━━ Records provided ━━

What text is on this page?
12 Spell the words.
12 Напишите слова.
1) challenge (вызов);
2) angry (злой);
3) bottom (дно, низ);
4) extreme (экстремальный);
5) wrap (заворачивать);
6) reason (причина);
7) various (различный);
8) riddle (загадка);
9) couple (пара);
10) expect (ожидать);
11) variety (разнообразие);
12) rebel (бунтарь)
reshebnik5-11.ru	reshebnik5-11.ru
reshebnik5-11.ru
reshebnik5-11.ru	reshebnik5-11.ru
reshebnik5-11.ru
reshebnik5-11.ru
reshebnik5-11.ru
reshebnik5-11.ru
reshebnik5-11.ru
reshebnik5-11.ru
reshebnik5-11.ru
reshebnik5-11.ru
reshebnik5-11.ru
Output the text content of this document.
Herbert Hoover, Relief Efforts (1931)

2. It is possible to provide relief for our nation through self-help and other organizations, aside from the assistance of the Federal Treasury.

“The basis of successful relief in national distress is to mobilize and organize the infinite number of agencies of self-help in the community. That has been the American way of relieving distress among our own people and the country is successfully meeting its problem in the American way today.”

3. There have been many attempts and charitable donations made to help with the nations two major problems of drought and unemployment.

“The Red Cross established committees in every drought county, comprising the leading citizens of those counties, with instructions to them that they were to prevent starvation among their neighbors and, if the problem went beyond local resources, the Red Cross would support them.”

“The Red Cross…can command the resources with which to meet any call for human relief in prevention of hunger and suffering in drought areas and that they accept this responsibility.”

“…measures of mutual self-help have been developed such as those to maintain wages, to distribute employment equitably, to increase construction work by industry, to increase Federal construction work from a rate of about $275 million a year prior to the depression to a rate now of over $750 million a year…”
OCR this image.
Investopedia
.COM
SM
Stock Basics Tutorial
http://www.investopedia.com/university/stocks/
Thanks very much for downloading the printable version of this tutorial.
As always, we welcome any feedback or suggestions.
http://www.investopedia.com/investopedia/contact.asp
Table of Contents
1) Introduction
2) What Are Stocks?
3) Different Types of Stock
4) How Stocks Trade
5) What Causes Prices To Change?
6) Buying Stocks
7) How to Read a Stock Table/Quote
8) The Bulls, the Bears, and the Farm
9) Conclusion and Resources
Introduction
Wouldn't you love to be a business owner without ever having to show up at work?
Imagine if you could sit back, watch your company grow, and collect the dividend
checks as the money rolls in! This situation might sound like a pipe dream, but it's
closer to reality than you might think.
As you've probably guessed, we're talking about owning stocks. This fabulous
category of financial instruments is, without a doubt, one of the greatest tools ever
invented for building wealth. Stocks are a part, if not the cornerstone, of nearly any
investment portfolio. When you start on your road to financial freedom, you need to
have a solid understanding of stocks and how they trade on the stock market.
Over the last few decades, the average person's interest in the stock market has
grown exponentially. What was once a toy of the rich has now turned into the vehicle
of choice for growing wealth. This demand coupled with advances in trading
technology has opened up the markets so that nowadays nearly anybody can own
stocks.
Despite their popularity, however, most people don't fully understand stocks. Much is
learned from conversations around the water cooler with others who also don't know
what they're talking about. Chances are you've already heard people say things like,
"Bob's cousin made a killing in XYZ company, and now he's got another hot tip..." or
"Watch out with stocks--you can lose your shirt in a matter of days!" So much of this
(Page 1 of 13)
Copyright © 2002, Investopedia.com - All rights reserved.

━━━

__Problem__. Quote each line of the data above exactly as written.

__Task output__.
What text is on this page?
12 Spell the words.
12 Напишите слова.
1) challenge (вызов);
2) angry (злой);
3) bottom (дно, низ);
4) extreme (экстремальный);
5) wrap (заворачивать);
6) reason (причина);
7) various (различный);
8) riddle (загадка);
9) couple (пара);
10) expect (ожидать);
11) variety (разнообразие);
12) rebel (бунтарь)
reshebnik5-11.ru	reshebnik5-11.ru
reshebnik5-11.ru
reshebnik5-11.ru	reshebnik5-11.ru
reshebnik5-11.ru
reshebnik5-11.ru
reshebnik5-11.ru
reshebnik5-11.ru
reshebnik5-11.ru
reshebnik5-11.ru
reshebnik5-11.ru
reshebnik5-11.ru
reshebnik5-11.ru
Output the text content of this document.
Herbert Hoover, Relief Efforts (1931)

2. It is possible to provide relief for our nation through self-help and other organizations, aside from the assistance of the Federal Treasury.

“The basis of successful relief in national distress is to mobilize and organize the infinite number of agencies of self-help in the community. That has been the American way of relieving distress among our own people and the country is successfully meeting its problem in the American way today.”

3. There have been many attempts and charitable donations made to help with the nations two major problems of drought and unemployment.

“The Red Cross established committees in every drought county, comprising the leading citizens of those counties, with instructions to them that they were to prevent starvation among their neighbors and, if the problem went beyond local resources, the Red Cross would support them.”

“The Red Cross…can command the resources with which to meet any call for human relief in prevention of hunger and suffering in drought areas and that they accept this responsibility.”

“…measures of mutual self-help have been developed such as those to maintain wages, to distribute employment equitably, to increase construction work by industry, to increase Federal construction work from a rate of about $275 million a year prior to the depression to a rate now of over $750 million a year…”
OCR this image.
Investopedia
.COM
SM
Stock Basics Tutorial
http://www.investopedia.com/university/stocks/
Thanks very much for downloading the printable version of this tutorial.
As always, we welcome any feedback or suggestions.
http://www.investopedia.com/investopedia/contact.asp
Table of Contents
1) Introduction
2) What Are Stocks?
3) Different Types of Stock
4) How Stocks Trade
5) What Causes Prices To Change?
6) Buying Stocks
7) How to Read a Stock Table/Quote
8) The Bulls, the Bears, and the Farm
9) Conclusion and Resources
Introduction
Wouldn't you love to be a business owner without ever having to show up at work?
Imagine if you could sit back, watch your company grow, and collect the dividend
checks as the money rolls in! This situation might sound like a pipe dream, but it's
closer to reality than you might think.
As you've probably guessed, we're talking about owning stocks. This fabulous
category of financial instruments is, without a doubt, one of the greatest tools ever
invented for building wealth. Stocks are a part, if not the cornerstone, of nearly any
investment portfolio. When you start on your road to financial freedom, you need to
have a solid understanding of stocks and how they trade on the stock market.
Over the last few decades, the average person's interest in the stock market has
grown exponentially. What was once a toy of the rich has now turned into the vehicle
of choice for growing wealth. This demand coupled with advances in trading
technology has opened up the markets so that nowadays nearly anybody can own
stocks.
Despite their popularity, however, most people don't fully understand stocks. Much is
learned from conversations around the water cooler with others who also don't know
what they're talking about. Chances are you've already heard people say things like,
"Bob's cousin made a killing in XYZ company, and now he's got another hot tip..." or
"Watch out with stocks--you can lose your shirt in a matter of days!" So much of this
(Page 1 of 13)
Copyright © 2002, Investopedia.com - All rights reserved.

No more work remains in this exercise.